## OBJETIVO DE LA TAREA
Responde estas preguntas con lo que dice el texto sobre Manuel Alexandre:
1. ¿Qué palabra consideraba Alexandre que tenía un tono despectivo?
2. ¿De qué café fue asiduo a las tertulias?
3. ¿Qué papel interpretó en Amanece, que no es poco?

Por unas u otras cabriolas, Manuel Alexandre pertenecía a esos artistas que durante un régimen donde el arte puro estaba prohibido, consiguieron mediante la picaresca y el buen humor hacer obras no solo maestras, sino imperecederas ante el devenir de los años. Al pasar de manera tan sutil y caballeresca la barrera de la censura, guionistas, actores, directores y todos los trabajadores del cine durante la posguerra y el régimen franquista se convirtieron en los herederos de Alejandro Sawa, de Emilio Carrere o de Silverio Lanza. No importaba las dificultades que el nuevo régimen impusiera, el arte era esa patria añorada. Esta fue su carrera, no la de un actor secundario (pues esto sonaba a ofensa para él), si no la de un actor de reparto de lujo, de oro, que hacía auténticos los guiones nacionales. Él siempre dijo: “la palabra secundario tiene un tono despectivo”
Al servicio de Berlanga o de Bardem, entablando vínculos inmortales con Fernando Fernán-Gómez, Alexandre se convirtió en un asiduo de las tertulias del Café Gijón. Con una maestría camaleónica que solamente se puede adquirir con un humor excepcional; fue un ejecutado a muerte en un cameo leve y anónimo de El verdugo; el jefe de una banda de cuatreros en Los ladrones van a la oficina; un gomoso gañán y bromista que se paseaba junto a sus amigos por la Calle Mayor; un dictador en sus últimas horas de vida en 20 N: Los últimos días de Franco; un hombre con alzhéimer en Y tú, ¿quién eres?; el ciclista asesino de una dama acomodada en el asombroso final de Muerte de un ciclista; el joven actor que empieza carrera y se desilusiona levemente por un comentario inocente de Carmen Seco sobre su figura de cómico; el petimetre de un secretario general de provincias en Bienvenido Mr. Marshall; un mendigo cojo que sufrió el hambre y la caridad burguesa de la postguerra en Plácido; un monaguillo con la habilidad de levitar en Amanece, que no es poco; y el galán con años de carrera en Elsa y Fred. Todo ello son las huellas de artistas que intentaron sobrevivir al arte enclaustrado en el caciquismo y amiguismo de los tiempos de CIFESA, y en las barreras de distribución en los tiempos de la hegemonía de Hollywood.

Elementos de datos
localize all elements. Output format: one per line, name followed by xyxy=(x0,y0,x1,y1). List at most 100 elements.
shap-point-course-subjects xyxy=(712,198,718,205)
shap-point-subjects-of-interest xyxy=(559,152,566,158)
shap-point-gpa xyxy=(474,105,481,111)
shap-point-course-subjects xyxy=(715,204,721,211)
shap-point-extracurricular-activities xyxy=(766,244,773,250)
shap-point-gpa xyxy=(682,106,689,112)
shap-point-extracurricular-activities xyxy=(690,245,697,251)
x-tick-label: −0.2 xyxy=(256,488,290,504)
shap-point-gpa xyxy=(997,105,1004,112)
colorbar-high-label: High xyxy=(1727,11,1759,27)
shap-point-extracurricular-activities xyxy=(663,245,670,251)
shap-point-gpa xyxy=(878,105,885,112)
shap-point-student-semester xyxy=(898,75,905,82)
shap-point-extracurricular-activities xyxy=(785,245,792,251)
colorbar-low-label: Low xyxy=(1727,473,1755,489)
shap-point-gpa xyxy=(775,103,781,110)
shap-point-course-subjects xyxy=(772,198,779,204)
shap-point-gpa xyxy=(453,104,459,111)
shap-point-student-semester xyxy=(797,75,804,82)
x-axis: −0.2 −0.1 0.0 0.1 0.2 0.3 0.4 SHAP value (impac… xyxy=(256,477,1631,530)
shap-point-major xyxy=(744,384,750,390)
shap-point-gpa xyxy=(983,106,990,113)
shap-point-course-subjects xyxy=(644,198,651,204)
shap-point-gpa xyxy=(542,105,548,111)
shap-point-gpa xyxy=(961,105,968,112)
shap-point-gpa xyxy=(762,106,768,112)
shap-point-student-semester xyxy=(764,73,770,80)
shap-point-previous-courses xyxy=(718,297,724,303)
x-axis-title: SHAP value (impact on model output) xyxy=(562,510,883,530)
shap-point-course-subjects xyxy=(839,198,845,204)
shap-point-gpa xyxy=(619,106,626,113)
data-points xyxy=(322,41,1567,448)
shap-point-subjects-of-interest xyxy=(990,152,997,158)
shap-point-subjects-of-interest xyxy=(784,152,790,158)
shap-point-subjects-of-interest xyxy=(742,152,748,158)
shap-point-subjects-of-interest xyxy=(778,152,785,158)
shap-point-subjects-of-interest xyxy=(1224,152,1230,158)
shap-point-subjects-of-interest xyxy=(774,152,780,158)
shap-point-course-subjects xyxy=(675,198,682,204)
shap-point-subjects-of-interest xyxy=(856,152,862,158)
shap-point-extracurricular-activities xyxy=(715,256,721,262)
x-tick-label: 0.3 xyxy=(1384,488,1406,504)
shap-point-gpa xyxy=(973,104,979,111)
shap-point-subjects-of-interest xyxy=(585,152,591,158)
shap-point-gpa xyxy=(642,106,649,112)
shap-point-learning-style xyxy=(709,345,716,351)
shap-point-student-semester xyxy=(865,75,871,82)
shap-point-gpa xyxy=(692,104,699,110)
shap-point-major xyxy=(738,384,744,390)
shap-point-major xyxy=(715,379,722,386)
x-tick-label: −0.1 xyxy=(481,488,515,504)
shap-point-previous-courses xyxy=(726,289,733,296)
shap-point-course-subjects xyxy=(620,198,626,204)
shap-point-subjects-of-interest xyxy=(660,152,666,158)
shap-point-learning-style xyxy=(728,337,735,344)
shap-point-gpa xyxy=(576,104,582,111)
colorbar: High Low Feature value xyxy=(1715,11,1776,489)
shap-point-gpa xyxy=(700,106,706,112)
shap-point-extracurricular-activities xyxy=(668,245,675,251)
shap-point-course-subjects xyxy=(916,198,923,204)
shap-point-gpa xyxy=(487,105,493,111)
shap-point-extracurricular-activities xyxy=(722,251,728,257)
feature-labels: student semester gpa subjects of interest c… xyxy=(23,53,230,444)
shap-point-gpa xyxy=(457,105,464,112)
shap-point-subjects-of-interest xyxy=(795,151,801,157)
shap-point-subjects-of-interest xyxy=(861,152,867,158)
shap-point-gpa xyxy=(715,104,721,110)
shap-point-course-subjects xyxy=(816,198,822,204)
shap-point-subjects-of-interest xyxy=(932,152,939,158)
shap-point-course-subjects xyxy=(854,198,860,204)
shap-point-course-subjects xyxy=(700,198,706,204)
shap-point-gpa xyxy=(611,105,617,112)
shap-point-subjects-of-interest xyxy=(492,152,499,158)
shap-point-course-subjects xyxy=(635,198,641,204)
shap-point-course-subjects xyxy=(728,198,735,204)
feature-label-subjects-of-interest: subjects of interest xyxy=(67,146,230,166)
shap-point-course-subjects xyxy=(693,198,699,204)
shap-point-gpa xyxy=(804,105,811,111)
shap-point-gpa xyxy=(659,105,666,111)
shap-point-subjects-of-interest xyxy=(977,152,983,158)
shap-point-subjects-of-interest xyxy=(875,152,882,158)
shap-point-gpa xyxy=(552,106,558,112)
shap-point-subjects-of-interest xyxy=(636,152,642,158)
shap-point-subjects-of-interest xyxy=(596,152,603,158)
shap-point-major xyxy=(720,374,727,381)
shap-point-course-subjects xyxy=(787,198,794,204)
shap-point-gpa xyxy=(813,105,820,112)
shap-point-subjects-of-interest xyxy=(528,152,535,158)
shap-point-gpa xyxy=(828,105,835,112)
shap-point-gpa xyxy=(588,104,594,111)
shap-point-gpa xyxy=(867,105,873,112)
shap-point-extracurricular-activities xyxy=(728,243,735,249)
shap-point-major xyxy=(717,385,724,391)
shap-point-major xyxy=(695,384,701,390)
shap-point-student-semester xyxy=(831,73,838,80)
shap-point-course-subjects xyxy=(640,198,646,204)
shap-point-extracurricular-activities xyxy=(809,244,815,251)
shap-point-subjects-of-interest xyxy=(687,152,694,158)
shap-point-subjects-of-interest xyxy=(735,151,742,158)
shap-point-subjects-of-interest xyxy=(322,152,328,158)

## RESULTADO
1. La palabra "secundario".
2. Del Café Gijón.
3. Un monaguillo con la habilidad de levitar.